--- START TEXT ---

Climate 2014, 2(3), 168-180; https://doi.org/10.3390/cli2030168
Received: 9 July 2014 / Revised: 15 August 2014 / Accepted: 19 August 2014 / Published: 27 August 2014

Abstract

Current climate change projections anticipate that global warming trends will lead to changes in the distribution and intensity of precipitation at a global level. However, few studies have corroborated these model-based results using historical precipitation records at a regional level, especially in our study region, California. In our analyses of 14 long-term precipitation records representing multiple climates throughout the state, we find northern and central regions increasing in precipitation while southern regions are drying. Winter precipitation is increasing in all regions, while other seasons show mixed results. Rain intensity has not changed since the 1920s. While Sacramento shows over 3 more days of rain per year, Los Angeles has almost 4 less days per year in the last century. Both the El Niño-Southern Oscillation (ENSO) and the Pacific Decadal Oscillation (PDO) greatly influence the California precipitation record. The climate change signal in the precipitation records remains unclear as annual variability overwhelms the precipitation trends.

--- END TEXT ---
--- START RAW RECORDS ---

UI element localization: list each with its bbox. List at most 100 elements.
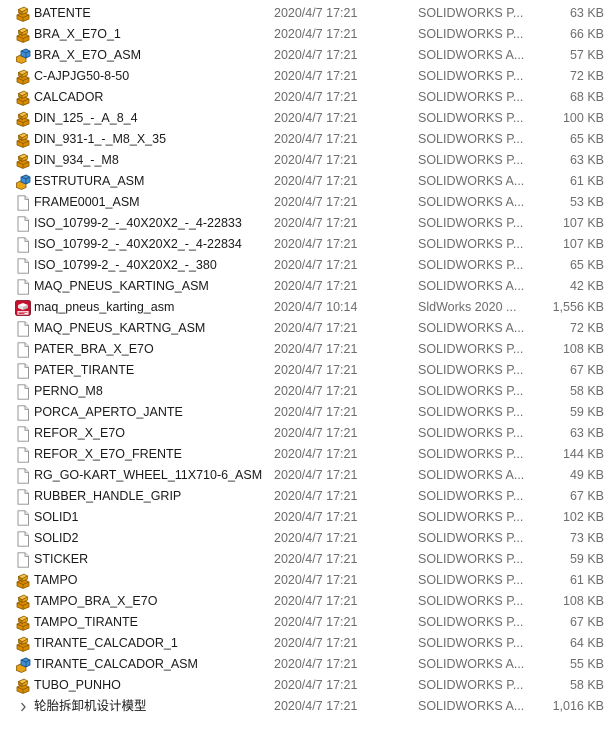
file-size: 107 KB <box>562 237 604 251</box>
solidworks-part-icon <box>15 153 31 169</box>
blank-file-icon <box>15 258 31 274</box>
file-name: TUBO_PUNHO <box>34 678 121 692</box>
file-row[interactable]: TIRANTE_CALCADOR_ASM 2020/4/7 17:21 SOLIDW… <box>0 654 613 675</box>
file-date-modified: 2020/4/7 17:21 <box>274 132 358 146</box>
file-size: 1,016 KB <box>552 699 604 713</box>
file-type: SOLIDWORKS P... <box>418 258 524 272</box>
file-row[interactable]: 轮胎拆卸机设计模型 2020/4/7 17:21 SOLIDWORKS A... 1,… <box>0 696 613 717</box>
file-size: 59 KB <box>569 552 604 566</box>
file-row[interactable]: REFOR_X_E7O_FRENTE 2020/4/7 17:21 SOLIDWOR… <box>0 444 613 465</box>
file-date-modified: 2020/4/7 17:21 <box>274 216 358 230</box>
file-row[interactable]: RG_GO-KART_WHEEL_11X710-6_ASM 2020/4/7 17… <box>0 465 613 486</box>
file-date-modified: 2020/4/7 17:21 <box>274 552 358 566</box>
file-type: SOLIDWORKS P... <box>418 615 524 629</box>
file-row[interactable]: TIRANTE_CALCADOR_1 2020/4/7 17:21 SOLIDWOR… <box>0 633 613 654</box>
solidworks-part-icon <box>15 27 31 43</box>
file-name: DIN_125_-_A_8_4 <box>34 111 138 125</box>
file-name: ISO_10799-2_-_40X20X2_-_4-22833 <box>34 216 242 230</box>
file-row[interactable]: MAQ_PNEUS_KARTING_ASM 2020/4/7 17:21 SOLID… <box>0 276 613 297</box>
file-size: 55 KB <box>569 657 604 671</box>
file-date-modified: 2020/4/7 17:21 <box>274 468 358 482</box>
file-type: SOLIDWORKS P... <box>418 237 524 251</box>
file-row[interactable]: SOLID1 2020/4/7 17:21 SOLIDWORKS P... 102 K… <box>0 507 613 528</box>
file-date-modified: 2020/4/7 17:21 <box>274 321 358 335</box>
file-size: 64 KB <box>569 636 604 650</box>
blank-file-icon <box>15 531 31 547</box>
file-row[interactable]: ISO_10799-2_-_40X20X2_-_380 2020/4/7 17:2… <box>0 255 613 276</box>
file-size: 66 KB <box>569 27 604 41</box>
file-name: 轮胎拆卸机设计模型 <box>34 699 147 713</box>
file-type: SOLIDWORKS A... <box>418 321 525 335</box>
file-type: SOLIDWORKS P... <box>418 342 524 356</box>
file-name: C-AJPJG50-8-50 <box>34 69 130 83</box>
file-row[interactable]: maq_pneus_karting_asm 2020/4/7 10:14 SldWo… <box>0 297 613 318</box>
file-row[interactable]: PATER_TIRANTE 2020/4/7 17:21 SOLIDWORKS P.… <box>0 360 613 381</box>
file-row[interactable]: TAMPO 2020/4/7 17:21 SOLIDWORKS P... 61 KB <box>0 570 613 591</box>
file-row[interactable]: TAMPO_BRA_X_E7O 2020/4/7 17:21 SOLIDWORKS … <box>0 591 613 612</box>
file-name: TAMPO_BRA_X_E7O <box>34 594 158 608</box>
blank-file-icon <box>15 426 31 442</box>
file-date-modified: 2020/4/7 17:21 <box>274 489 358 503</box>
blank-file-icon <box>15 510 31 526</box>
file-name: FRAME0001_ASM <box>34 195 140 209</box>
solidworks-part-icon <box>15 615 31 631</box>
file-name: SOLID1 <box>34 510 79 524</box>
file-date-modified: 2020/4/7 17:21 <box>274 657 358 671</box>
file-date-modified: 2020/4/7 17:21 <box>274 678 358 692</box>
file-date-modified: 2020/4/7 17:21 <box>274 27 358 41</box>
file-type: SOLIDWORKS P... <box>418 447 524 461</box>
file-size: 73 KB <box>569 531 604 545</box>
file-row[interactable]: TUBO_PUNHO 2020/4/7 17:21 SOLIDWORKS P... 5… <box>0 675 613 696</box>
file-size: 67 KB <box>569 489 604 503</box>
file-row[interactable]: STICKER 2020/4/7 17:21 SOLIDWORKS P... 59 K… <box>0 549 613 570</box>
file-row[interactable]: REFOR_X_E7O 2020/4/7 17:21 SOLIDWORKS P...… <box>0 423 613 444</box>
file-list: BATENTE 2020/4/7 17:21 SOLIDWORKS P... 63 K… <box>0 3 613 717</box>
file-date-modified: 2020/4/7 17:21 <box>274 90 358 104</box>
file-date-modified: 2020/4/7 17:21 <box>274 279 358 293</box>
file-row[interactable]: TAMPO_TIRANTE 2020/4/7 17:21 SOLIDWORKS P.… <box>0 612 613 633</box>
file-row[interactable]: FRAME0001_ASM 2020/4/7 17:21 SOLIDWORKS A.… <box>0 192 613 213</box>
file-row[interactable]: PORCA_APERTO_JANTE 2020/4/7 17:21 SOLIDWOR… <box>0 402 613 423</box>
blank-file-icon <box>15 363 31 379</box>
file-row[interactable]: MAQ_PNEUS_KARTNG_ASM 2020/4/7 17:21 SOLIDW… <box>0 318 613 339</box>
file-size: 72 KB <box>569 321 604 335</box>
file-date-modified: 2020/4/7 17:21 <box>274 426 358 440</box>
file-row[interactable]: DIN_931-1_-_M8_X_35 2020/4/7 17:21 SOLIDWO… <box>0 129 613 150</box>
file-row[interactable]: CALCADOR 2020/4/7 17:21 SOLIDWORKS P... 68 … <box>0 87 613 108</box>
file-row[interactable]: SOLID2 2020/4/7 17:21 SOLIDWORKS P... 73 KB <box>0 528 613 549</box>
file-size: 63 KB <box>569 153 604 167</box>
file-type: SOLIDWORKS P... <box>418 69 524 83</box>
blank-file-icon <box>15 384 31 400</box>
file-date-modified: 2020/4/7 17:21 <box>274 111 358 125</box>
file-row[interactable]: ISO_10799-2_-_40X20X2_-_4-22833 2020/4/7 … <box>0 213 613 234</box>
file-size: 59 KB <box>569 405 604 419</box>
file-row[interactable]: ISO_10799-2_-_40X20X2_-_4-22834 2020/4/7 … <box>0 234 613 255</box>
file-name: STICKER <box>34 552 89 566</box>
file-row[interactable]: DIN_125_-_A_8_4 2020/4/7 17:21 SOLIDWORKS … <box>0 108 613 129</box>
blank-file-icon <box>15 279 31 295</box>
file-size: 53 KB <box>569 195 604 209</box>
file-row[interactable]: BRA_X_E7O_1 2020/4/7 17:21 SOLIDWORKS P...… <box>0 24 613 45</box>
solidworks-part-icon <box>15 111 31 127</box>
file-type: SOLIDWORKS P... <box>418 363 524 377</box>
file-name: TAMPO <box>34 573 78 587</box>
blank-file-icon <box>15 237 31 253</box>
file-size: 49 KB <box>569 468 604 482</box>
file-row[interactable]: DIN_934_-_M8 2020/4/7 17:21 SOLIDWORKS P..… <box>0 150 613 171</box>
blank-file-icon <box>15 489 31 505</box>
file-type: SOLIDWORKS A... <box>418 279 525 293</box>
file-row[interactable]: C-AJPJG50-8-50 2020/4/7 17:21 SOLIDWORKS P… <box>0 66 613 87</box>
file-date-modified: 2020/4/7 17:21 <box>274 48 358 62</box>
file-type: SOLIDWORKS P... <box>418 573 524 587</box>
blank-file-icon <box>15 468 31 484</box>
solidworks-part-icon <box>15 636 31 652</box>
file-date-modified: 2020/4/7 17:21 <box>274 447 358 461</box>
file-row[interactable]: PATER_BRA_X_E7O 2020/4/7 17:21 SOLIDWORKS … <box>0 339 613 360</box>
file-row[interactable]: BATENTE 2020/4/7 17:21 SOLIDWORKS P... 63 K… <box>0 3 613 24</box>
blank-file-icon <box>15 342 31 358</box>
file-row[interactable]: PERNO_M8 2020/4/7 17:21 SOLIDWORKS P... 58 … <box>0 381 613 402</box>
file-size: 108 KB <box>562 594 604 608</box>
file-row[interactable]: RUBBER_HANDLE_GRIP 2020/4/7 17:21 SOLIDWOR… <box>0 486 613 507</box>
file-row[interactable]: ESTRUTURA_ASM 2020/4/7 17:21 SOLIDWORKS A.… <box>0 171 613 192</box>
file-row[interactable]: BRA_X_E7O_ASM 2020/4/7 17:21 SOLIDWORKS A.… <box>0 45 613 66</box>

--- END RAW RECORDS ---
--- START RAW RECORDS ---

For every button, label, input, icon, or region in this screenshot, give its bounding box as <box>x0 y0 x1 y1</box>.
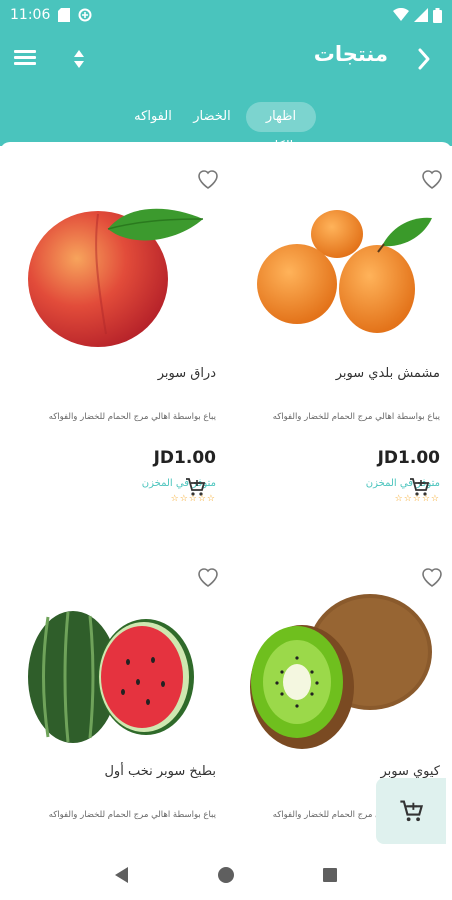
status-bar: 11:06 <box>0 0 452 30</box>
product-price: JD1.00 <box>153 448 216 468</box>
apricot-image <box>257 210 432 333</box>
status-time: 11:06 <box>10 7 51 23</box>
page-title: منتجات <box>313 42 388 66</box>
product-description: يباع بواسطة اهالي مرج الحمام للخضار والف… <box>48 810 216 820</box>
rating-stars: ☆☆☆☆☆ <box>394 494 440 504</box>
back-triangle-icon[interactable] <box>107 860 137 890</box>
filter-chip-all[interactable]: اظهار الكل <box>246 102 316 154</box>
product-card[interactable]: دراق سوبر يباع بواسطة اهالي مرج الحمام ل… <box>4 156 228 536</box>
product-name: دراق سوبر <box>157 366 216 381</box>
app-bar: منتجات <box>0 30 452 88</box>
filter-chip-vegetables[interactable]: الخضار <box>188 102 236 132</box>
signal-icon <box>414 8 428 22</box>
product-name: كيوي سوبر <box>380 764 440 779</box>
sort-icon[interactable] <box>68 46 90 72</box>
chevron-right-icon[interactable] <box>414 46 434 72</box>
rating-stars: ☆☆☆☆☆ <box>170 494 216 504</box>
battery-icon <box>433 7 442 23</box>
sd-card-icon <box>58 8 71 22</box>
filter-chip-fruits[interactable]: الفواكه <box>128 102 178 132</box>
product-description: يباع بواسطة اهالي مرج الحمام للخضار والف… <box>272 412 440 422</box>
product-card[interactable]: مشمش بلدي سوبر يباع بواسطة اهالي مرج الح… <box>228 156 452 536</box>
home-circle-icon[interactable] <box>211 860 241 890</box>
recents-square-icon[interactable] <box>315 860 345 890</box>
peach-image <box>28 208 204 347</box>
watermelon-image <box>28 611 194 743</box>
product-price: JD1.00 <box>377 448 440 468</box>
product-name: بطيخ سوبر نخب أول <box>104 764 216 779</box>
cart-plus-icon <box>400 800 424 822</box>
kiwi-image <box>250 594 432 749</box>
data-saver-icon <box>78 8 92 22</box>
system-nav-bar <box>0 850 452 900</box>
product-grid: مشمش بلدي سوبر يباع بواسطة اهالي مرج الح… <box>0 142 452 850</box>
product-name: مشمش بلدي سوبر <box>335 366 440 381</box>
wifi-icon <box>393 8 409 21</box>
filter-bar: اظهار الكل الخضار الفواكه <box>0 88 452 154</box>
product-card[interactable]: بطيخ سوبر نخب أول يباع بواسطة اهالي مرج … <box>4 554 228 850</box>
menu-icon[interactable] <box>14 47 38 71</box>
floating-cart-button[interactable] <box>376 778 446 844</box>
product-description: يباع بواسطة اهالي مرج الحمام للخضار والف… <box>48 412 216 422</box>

--- END RAW RECORDS ---
--- START RAW RECORDS ---

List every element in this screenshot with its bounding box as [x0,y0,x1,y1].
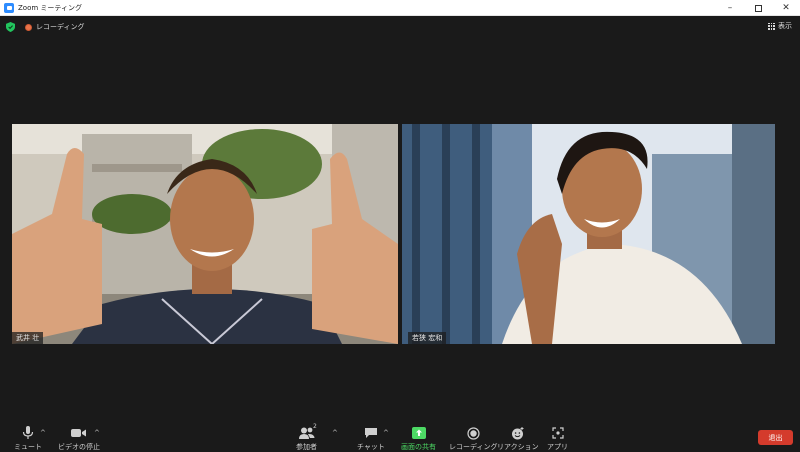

--- END RAW RECORDS ---

PROBLEM STATEMENT >> Using only the abstract on California rainfall, tell whether each statement agrees with it: (a) Rain intensity in California has risen since the 1920s. (b) Winter precipitation is increasing in every region studied. (c) Southern regions of the state are getting wetter. Answer yes or no for each and quote the words of the abstract that decide it. The entries aren't needed here.

FULL OUTPUT >>
(a) No: "Rain intensity has not changed since the 1920s."
(b) Yes: "Winter precipitation is increasing in all regions"
(c) No: "while southern regions are drying"